- [DATA TO PROCESS]:
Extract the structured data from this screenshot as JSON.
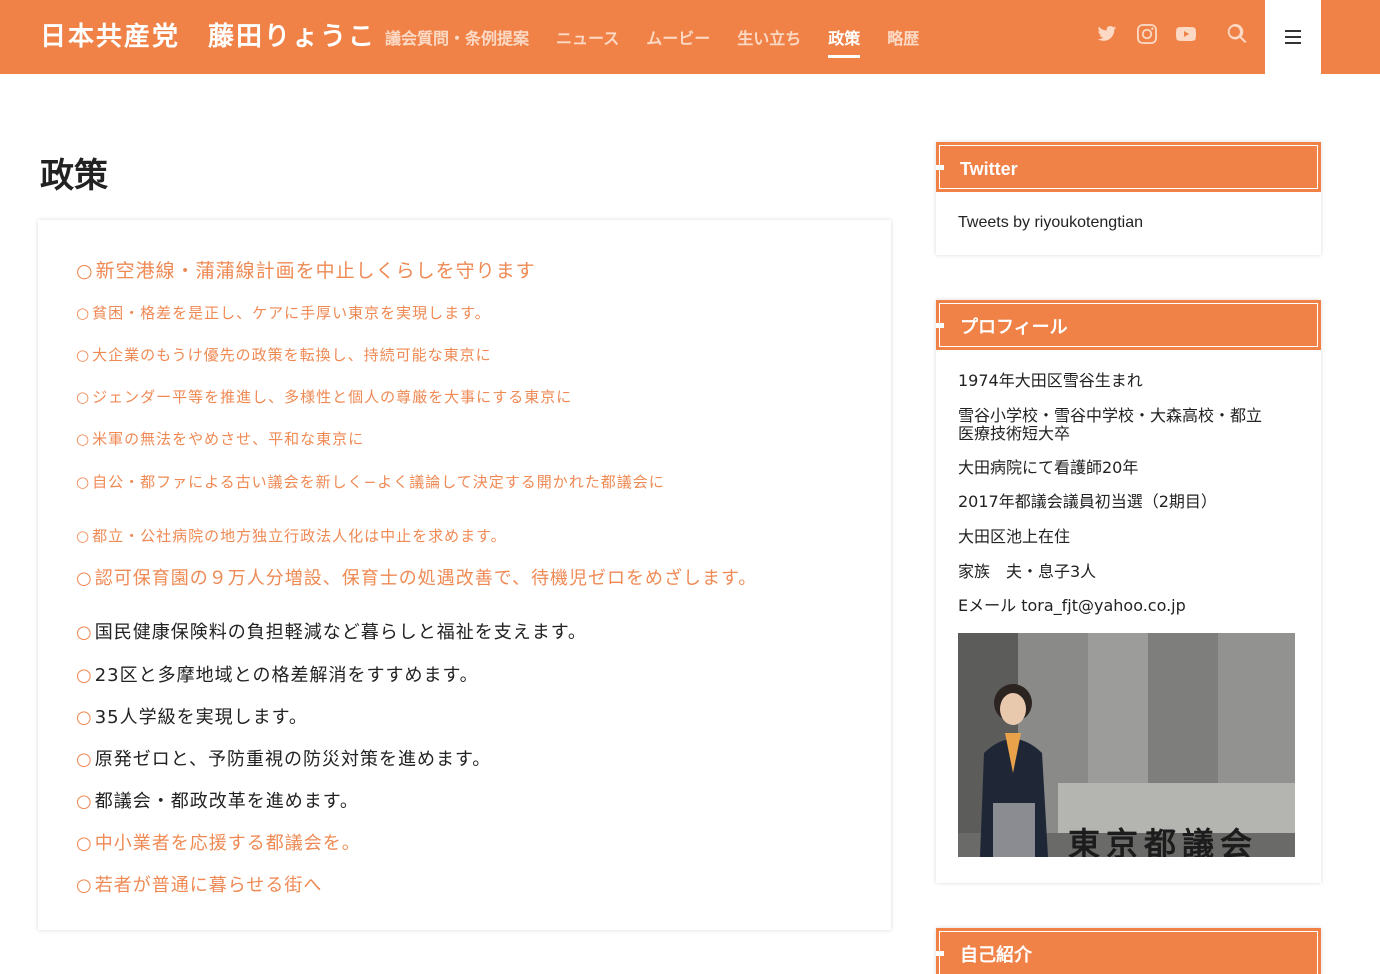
{
  "header": {
    "site_title": "日本共産党　藤田りょうこ",
    "nav": [
      {
        "label": "議会質問・条例提案",
        "active": false
      },
      {
        "label": "ニュース",
        "active": false
      },
      {
        "label": "ムービー",
        "active": false
      },
      {
        "label": "生い立ち",
        "active": false
      },
      {
        "label": "政策",
        "active": true
      },
      {
        "label": "略歴",
        "active": false
      }
    ],
    "icons": [
      "twitter-icon",
      "instagram-icon",
      "youtube-icon",
      "search-icon",
      "menu-icon"
    ]
  },
  "main": {
    "page_title": "政策",
    "policies": [
      {
        "text": "新空港線・蒲蒲線計画を中止しくらしを守ります",
        "color": "orange"
      },
      {
        "text": "貧困・格差を是正し、ケアに手厚い東京を実現します。",
        "color": "orange"
      },
      {
        "text": "大企業のもうけ優先の政策を転換し、持続可能な東京に",
        "color": "orange"
      },
      {
        "text": "ジェンダー平等を推進し、多様性と個人の尊厳を大事にする東京に",
        "color": "orange"
      },
      {
        "text": "米軍の無法をやめさせ、平和な東京に",
        "color": "orange"
      },
      {
        "text": "自公・都ファによる古い議会を新しく−よく議論して決定する開かれた都議会に",
        "color": "orange"
      },
      {
        "text": "都立・公社病院の地方独立行政法人化は中止を求めます。",
        "color": "orange"
      },
      {
        "text": "認可保育園の９万人分増設、保育士の処遇改善で、待機児ゼロをめざします。",
        "color": "orange"
      },
      {
        "text": "国民健康保険料の負担軽減など暮らしと福祉を支えます。",
        "color": "dark"
      },
      {
        "text": "23区と多摩地域との格差解消をすすめます。",
        "color": "dark"
      },
      {
        "text": "35人学級を実現します。",
        "color": "dark"
      },
      {
        "text": "原発ゼロと、予防重視の防災対策を進めます。",
        "color": "dark"
      },
      {
        "text": "都議会・都政改革を進めます。",
        "color": "dark"
      },
      {
        "text": "中小業者を応援する都議会を。",
        "color": "orange"
      },
      {
        "text": "若者が普通に暮らせる街へ",
        "color": "orange"
      }
    ],
    "bullet": "○"
  },
  "sidebar": {
    "twitter": {
      "title": "Twitter",
      "body": "Tweets by riyoukotengtian"
    },
    "profile": {
      "title": "プロフィール",
      "lines": [
        "1974年大田区雪谷生まれ",
        "雪谷小学校・雪谷中学校・大森高校・都立",
        "医療技術短大卒",
        "大田病院にて看護師20年",
        "2017年都議会議員初当選（2期目）",
        "大田区池上在住",
        "家族　夫・息子3人",
        "Eメール tora_fjt@yahoo.co.jp"
      ],
      "photo_sign": "東京都議会"
    },
    "intro": {
      "title": "自己紹介"
    }
  },
  "colors": {
    "header_bg": "#f08248",
    "accent_text": "#ef8a55",
    "nav_inactive": "#fbd9c4"
  }
}
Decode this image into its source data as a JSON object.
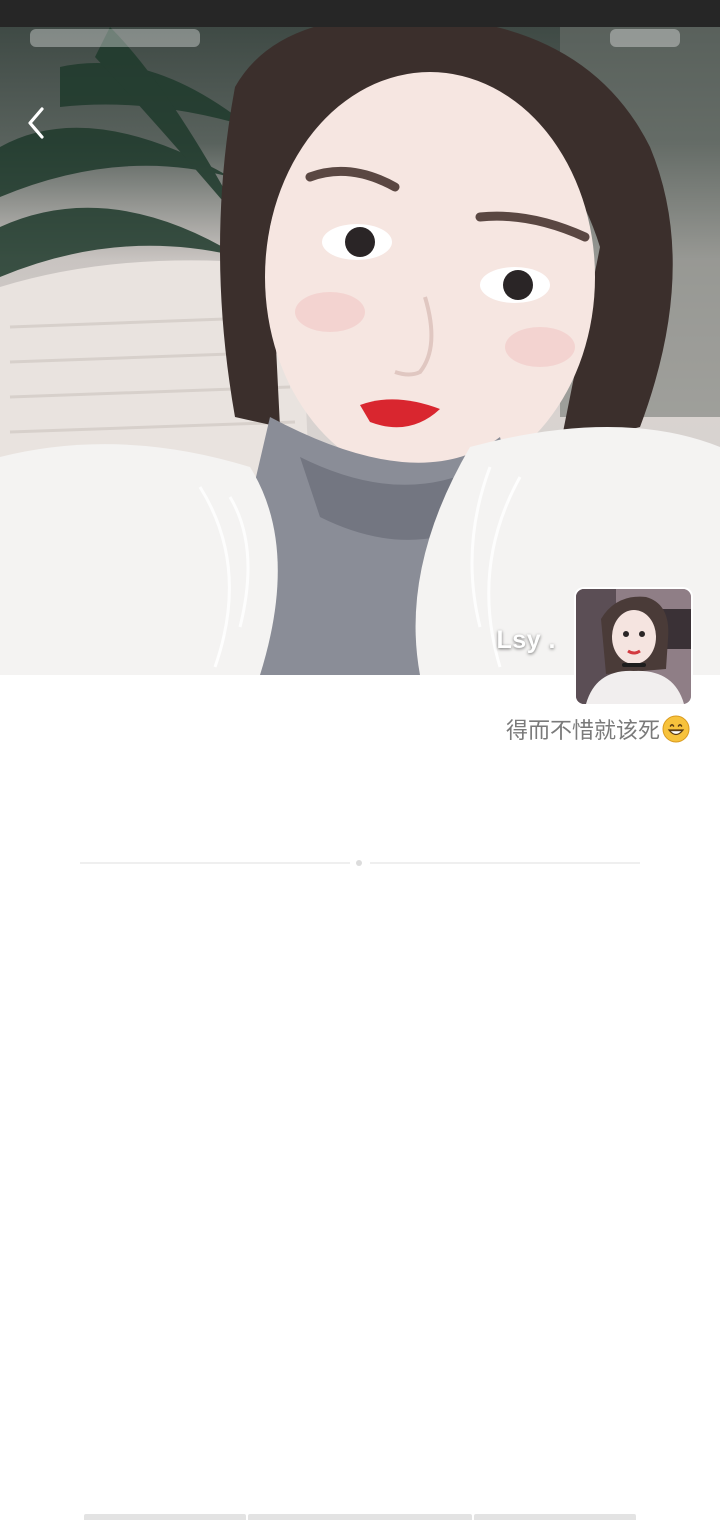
{
  "profile": {
    "nickname": "Lsy .",
    "signature": "得而不惜就该死"
  },
  "icons": {
    "back": "chevron-left-icon",
    "signature_emoji": "grinning-face-icon"
  },
  "colors": {
    "status_bar": "#262626",
    "signature_text": "#7a7a7a",
    "divider": "#efefef"
  }
}
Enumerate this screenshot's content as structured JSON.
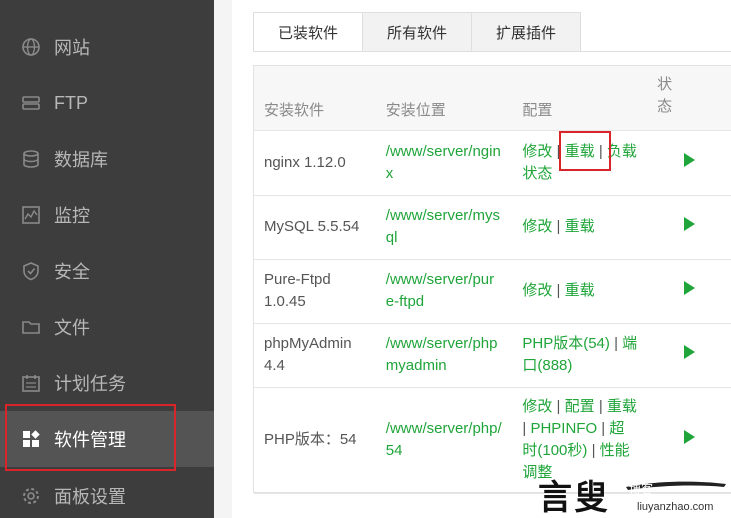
{
  "sidebar": {
    "items": [
      {
        "label": "网站",
        "icon": "globe-icon"
      },
      {
        "label": "FTP",
        "icon": "ftp-icon"
      },
      {
        "label": "数据库",
        "icon": "database-icon"
      },
      {
        "label": "监控",
        "icon": "monitor-icon"
      },
      {
        "label": "安全",
        "icon": "shield-icon"
      },
      {
        "label": "文件",
        "icon": "folder-icon"
      },
      {
        "label": "计划任务",
        "icon": "calendar-icon"
      },
      {
        "label": "软件管理",
        "icon": "apps-icon",
        "active": true
      },
      {
        "label": "面板设置",
        "icon": "gear-icon"
      }
    ]
  },
  "tabs": [
    {
      "label": "已装软件",
      "active": true
    },
    {
      "label": "所有软件"
    },
    {
      "label": "扩展插件"
    }
  ],
  "table": {
    "headers": [
      "安装软件",
      "安装位置",
      "配置",
      "状态"
    ],
    "rows": [
      {
        "name": "nginx 1.12.0",
        "path": "/www/server/nginx",
        "config": [
          "修改",
          "重载",
          "负载状态"
        ]
      },
      {
        "name": "MySQL 5.5.54",
        "path": "/www/server/mysql",
        "config": [
          "修改",
          "重载"
        ]
      },
      {
        "name": "Pure-Ftpd 1.0.45",
        "path": "/www/server/pure-ftpd",
        "config": [
          "修改",
          "重载"
        ]
      },
      {
        "name": "phpMyAdmin 4.4",
        "path": "/www/server/phpmyadmin",
        "config": [
          "PHP版本(54)",
          "端口(888)"
        ]
      },
      {
        "name": "PHP版本：54",
        "path": "/www/server/php/54",
        "config": [
          "修改",
          "配置",
          "重载",
          "PHPINFO",
          "超时(100秒)",
          "性能调整"
        ]
      }
    ]
  },
  "watermark": {
    "big": "言叟",
    "small": "博客",
    "url": "liuyanzhao.com"
  },
  "colors": {
    "sidebar_bg": "#3d3d3d",
    "sidebar_active": "#545454",
    "accent_green": "#20a53a",
    "highlight_red": "#d9252a"
  }
}
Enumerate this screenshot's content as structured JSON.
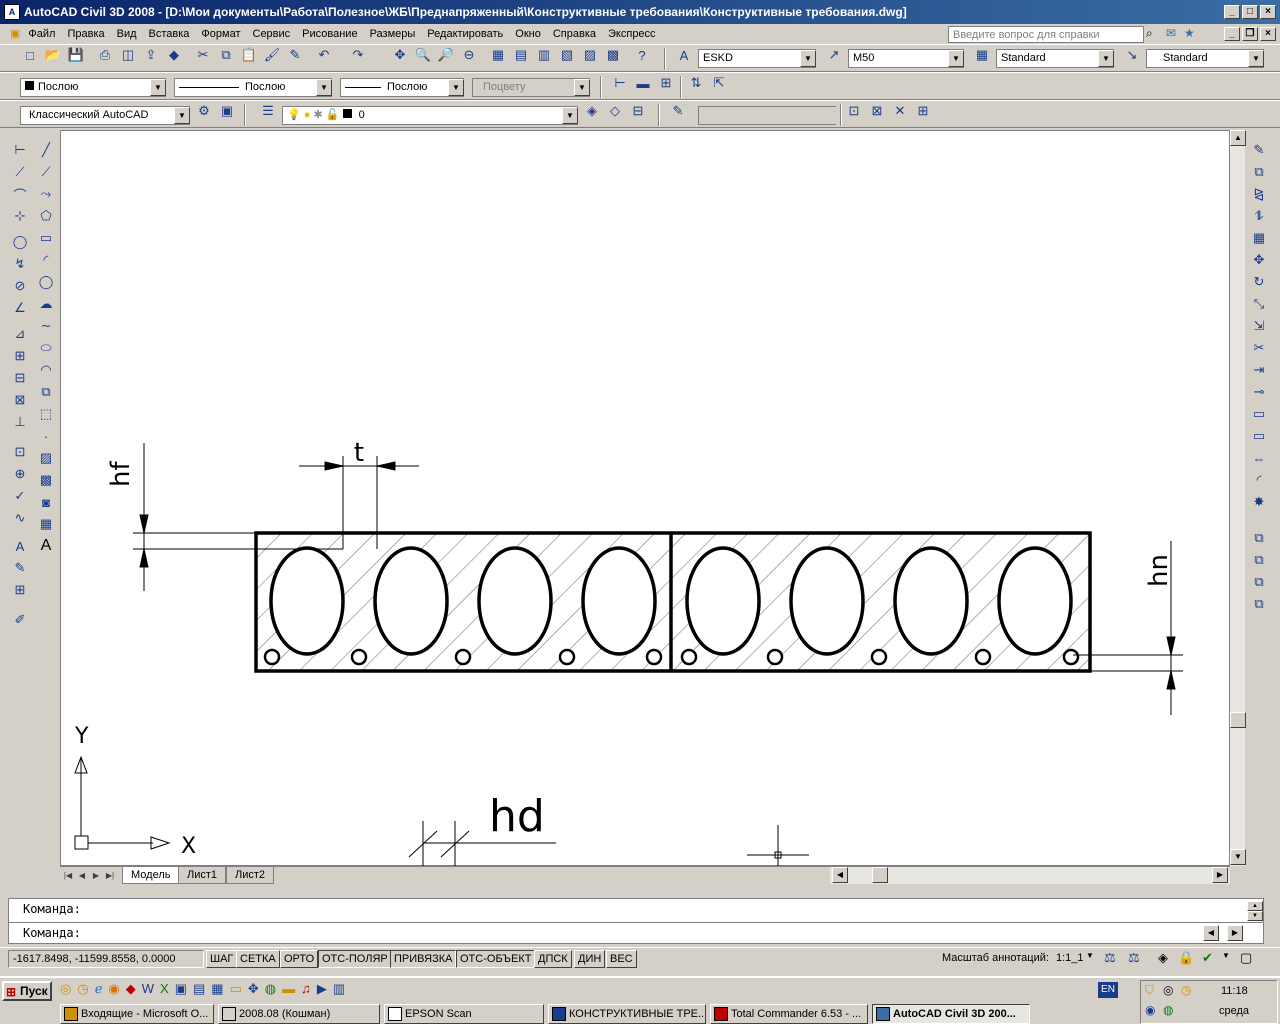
{
  "window": {
    "title": "AutoCAD Civil 3D 2008 - [D:\\Мои документы\\Работа\\Полезное\\ЖБ\\Преднапряженный\\Конструктивные требования\\Конструктивные требования.dwg]"
  },
  "menu": [
    "Файл",
    "Правка",
    "Вид",
    "Вставка",
    "Формат",
    "Сервис",
    "Рисование",
    "Размеры",
    "Редактировать",
    "Окно",
    "Справка",
    "Экспресс"
  ],
  "help": {
    "placeholder": "Введите вопрос для справки"
  },
  "toolbar": {
    "text_style": "ESKD",
    "dim_style": "M50",
    "table_style": "Standard",
    "mleader_style": "Standard",
    "color": "Послою",
    "linetype": "Послою",
    "lineweight": "Послою",
    "plot_style": "Поцвету",
    "workspace": "Классический AutoCAD",
    "layer": "0"
  },
  "drawing": {
    "labels": {
      "hf": "hf",
      "t": "t",
      "hn": "hn",
      "hd": "hd",
      "axis_x": "X",
      "axis_y": "Y"
    }
  },
  "layout_tabs": [
    "Модель",
    "Лист1",
    "Лист2"
  ],
  "command": {
    "line1": "Команда:",
    "line2": "Команда:"
  },
  "status": {
    "coords": "-1617.8498, -11599.8558, 0.0000",
    "buttons": [
      "ШАГ",
      "СЕТКА",
      "ОРТО",
      "ОТС-ПОЛЯР",
      "ПРИВЯЗКА",
      "ОТС-ОБЪЕКТ",
      "ДПСК",
      "ДИН",
      "ВЕС"
    ],
    "annotation_scale_label": "Масштаб аннотаций:",
    "annotation_scale": "1:1_1"
  },
  "taskbar": {
    "start": "Пуск",
    "tasks": [
      "Входящие - Microsoft O...",
      "2008.08 (Кошман)",
      "EPSON Scan",
      "КОНСТРУКТИВНЫЕ ТРЕ...",
      "Total Commander 6.53 - ...",
      "AutoCAD Civil 3D 200..."
    ],
    "lang": "EN",
    "time": "11:18",
    "day": "среда"
  }
}
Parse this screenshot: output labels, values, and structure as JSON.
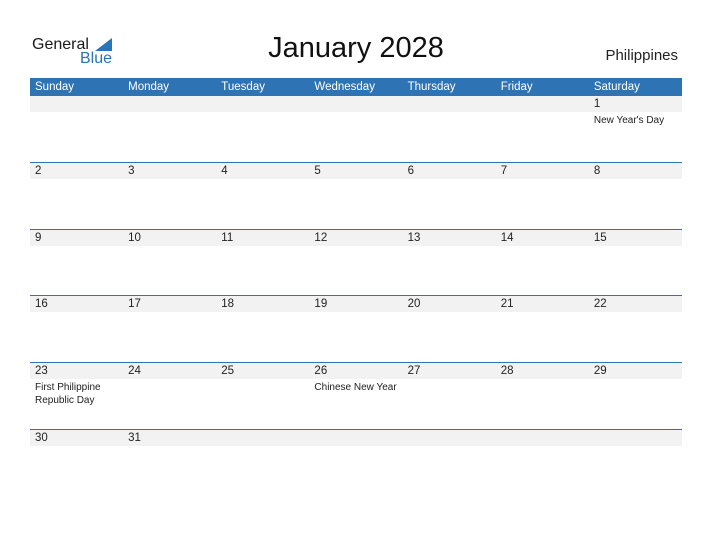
{
  "brand": {
    "line1": "General",
    "line2": "Blue",
    "accent": "#2e74b5"
  },
  "title": "January 2028",
  "country": "Philippines",
  "weekdays": [
    "Sunday",
    "Monday",
    "Tuesday",
    "Wednesday",
    "Thursday",
    "Friday",
    "Saturday"
  ],
  "weeks": [
    [
      {
        "d": ""
      },
      {
        "d": ""
      },
      {
        "d": ""
      },
      {
        "d": ""
      },
      {
        "d": ""
      },
      {
        "d": ""
      },
      {
        "d": "1",
        "event": "New Year's Day"
      }
    ],
    [
      {
        "d": "2"
      },
      {
        "d": "3"
      },
      {
        "d": "4"
      },
      {
        "d": "5"
      },
      {
        "d": "6"
      },
      {
        "d": "7"
      },
      {
        "d": "8"
      }
    ],
    [
      {
        "d": "9"
      },
      {
        "d": "10"
      },
      {
        "d": "11"
      },
      {
        "d": "12"
      },
      {
        "d": "13"
      },
      {
        "d": "14"
      },
      {
        "d": "15"
      }
    ],
    [
      {
        "d": "16"
      },
      {
        "d": "17"
      },
      {
        "d": "18"
      },
      {
        "d": "19"
      },
      {
        "d": "20"
      },
      {
        "d": "21"
      },
      {
        "d": "22"
      }
    ],
    [
      {
        "d": "23",
        "event": "First Philippine Republic Day"
      },
      {
        "d": "24"
      },
      {
        "d": "25"
      },
      {
        "d": "26",
        "event": "Chinese New Year"
      },
      {
        "d": "27"
      },
      {
        "d": "28"
      },
      {
        "d": "29"
      }
    ],
    [
      {
        "d": "30"
      },
      {
        "d": "31"
      },
      {
        "d": ""
      },
      {
        "d": ""
      },
      {
        "d": ""
      },
      {
        "d": ""
      },
      {
        "d": ""
      }
    ]
  ]
}
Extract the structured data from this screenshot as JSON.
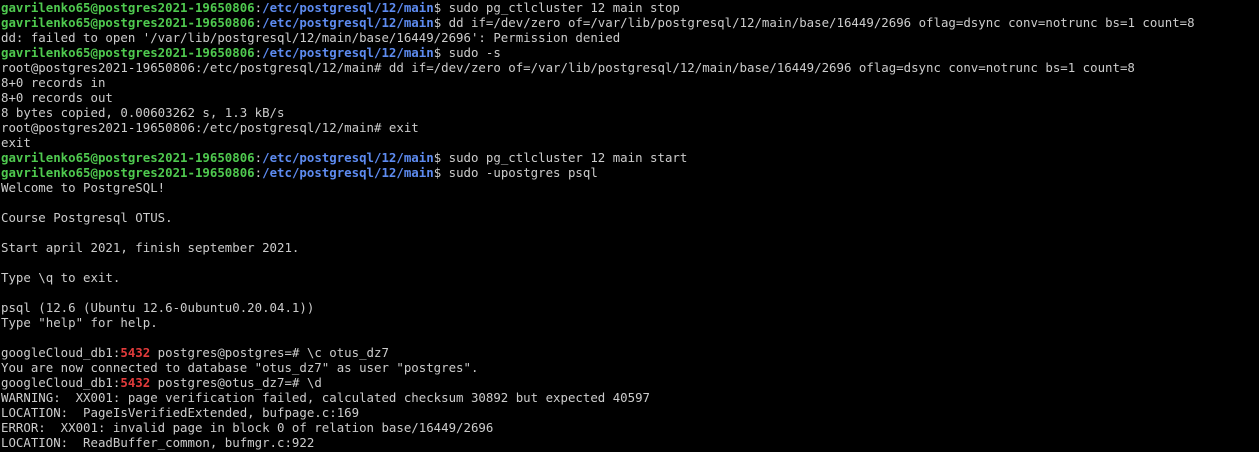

- [GIVEN PROBLEM]:
Search the lines for the string "server" and copy every line that has it.

- [TASK OUTPUT]:
        "path": "/www/server/nginx",
        "path": "/www/server/mysql",
        "path": "/www/server/pure-ftpd",
        "path": "/www/server/phpmyadmin",
        "path": "/www/server/php/54",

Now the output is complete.